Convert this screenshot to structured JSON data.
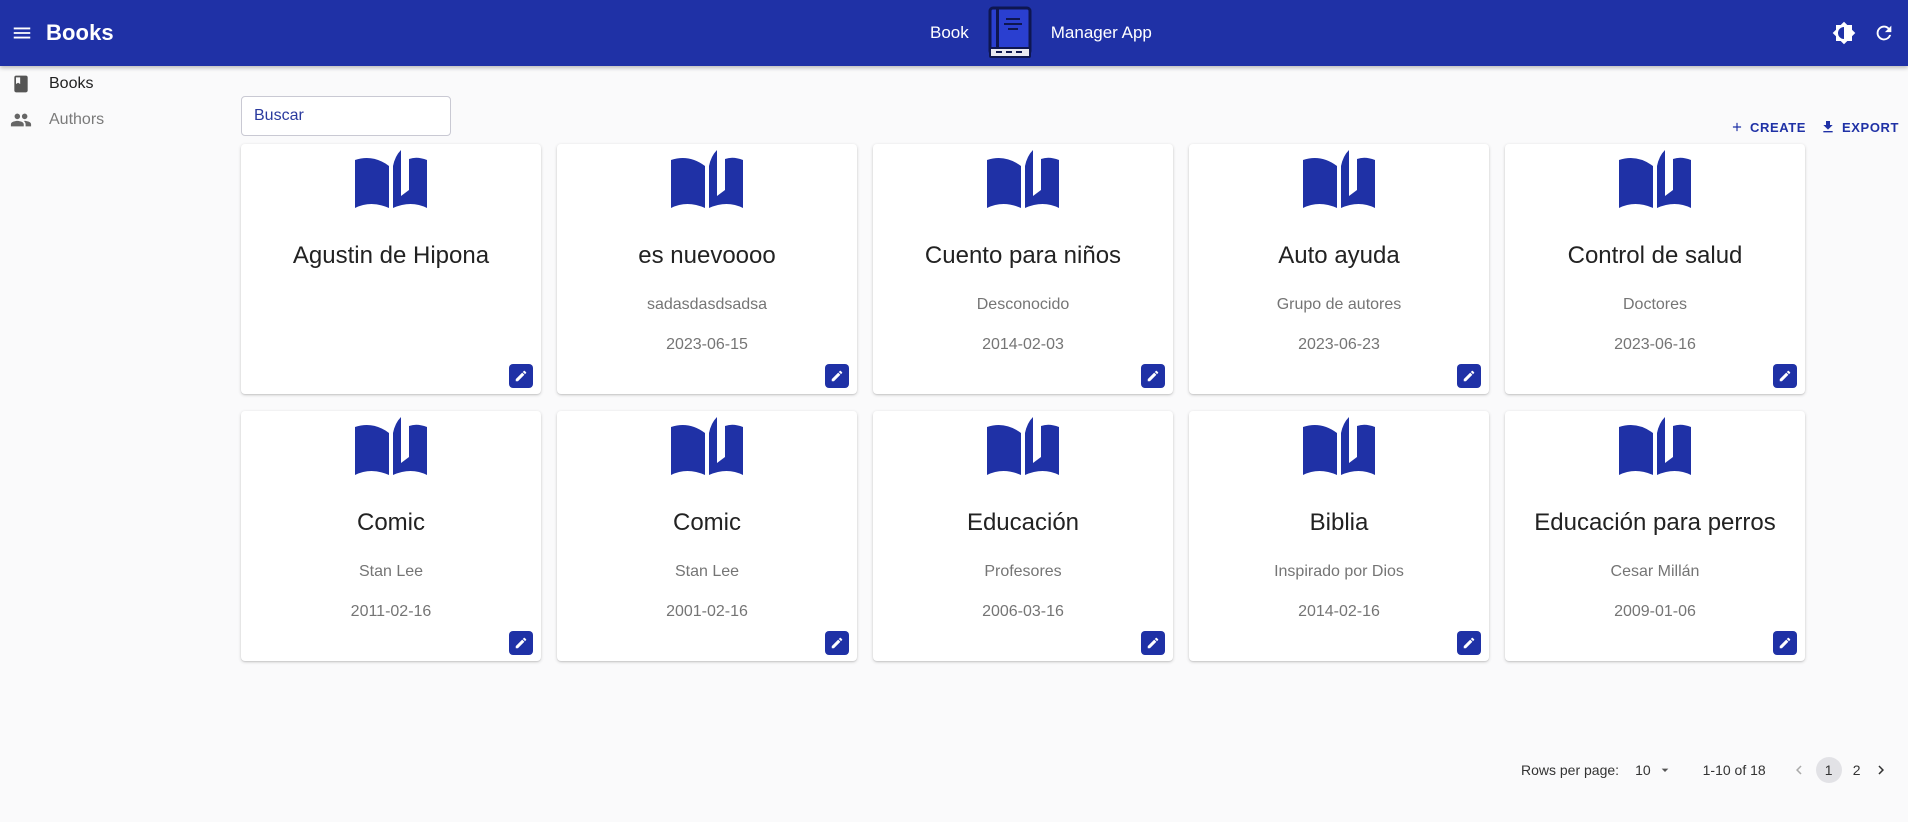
{
  "appbar": {
    "title": "Books",
    "center_left": "Book",
    "center_right": "Manager App",
    "brand_color": "#1f31a6"
  },
  "sidebar": {
    "items": [
      {
        "label": "Books",
        "icon": "book-icon"
      },
      {
        "label": "Authors",
        "icon": "people-icon"
      }
    ]
  },
  "search": {
    "placeholder": "Buscar"
  },
  "actions": {
    "create": "CREATE",
    "export": "EXPORT"
  },
  "books": [
    {
      "title": "Agustin de Hipona",
      "author": "",
      "date": ""
    },
    {
      "title": "es nuevoooo",
      "author": "sadasdasdsadsa",
      "date": "2023-06-15"
    },
    {
      "title": "Cuento para niños",
      "author": "Desconocido",
      "date": "2014-02-03"
    },
    {
      "title": "Auto ayuda",
      "author": "Grupo de autores",
      "date": "2023-06-23"
    },
    {
      "title": "Control de salud",
      "author": "Doctores",
      "date": "2023-06-16"
    },
    {
      "title": "Comic",
      "author": "Stan Lee",
      "date": "2011-02-16"
    },
    {
      "title": "Comic",
      "author": "Stan Lee",
      "date": "2001-02-16"
    },
    {
      "title": "Educación",
      "author": "Profesores",
      "date": "2006-03-16"
    },
    {
      "title": "Biblia",
      "author": "Inspirado por Dios",
      "date": "2014-02-16"
    },
    {
      "title": "Educación para perros",
      "author": "Cesar Millán",
      "date": "2009-01-06"
    }
  ],
  "pagination": {
    "rows_label": "Rows per page:",
    "rows_value": "10",
    "range": "1-10 of 18",
    "pages": [
      "1",
      "2"
    ],
    "current_page": "1"
  }
}
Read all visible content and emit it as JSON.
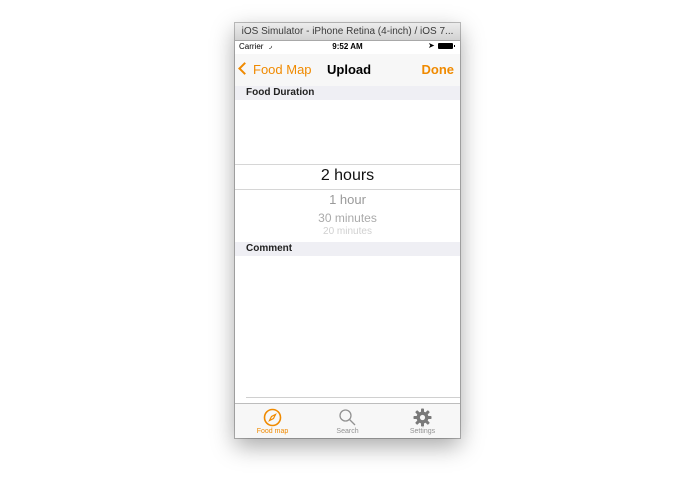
{
  "window": {
    "title": "iOS Simulator - iPhone Retina (4-inch) / iOS 7..."
  },
  "status_bar": {
    "carrier": "Carrier",
    "time": "9:52 AM"
  },
  "nav": {
    "back_label": "Food Map",
    "title": "Upload",
    "done_label": "Done"
  },
  "sections": {
    "duration_header": "Food Duration",
    "comment_header": "Comment"
  },
  "picker": {
    "selected": "2 hours",
    "below": [
      "1 hour",
      "30 minutes",
      "20 minutes"
    ]
  },
  "tabs": [
    {
      "label": "Food map",
      "icon": "compass-icon",
      "active": true
    },
    {
      "label": "Search",
      "icon": "search-icon",
      "active": false
    },
    {
      "label": "Settings",
      "icon": "gear-icon",
      "active": false
    }
  ],
  "colors": {
    "accent": "#f08a00",
    "inactive": "#929292",
    "section_bg": "#efeff4"
  }
}
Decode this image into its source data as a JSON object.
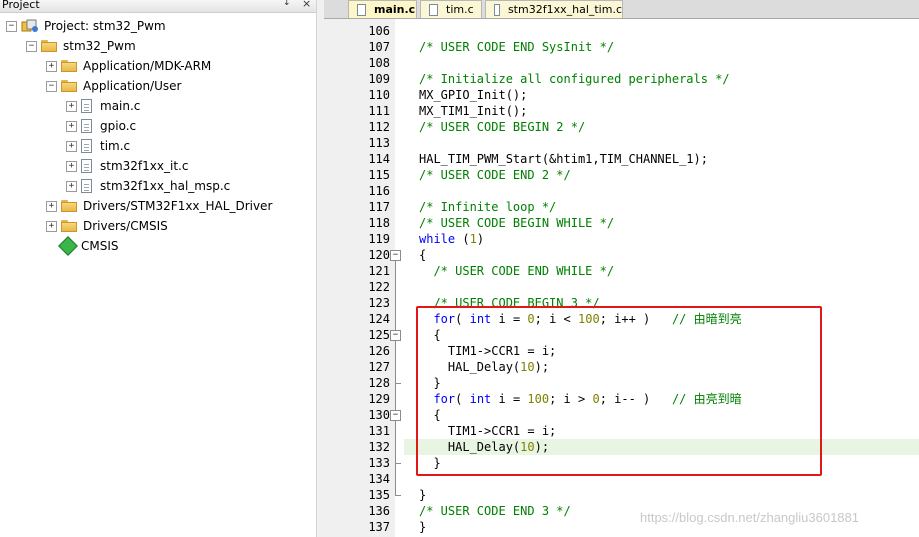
===============
Task description: The answer is a single number: how many lines include the word "JSON"?

Problem solution: 3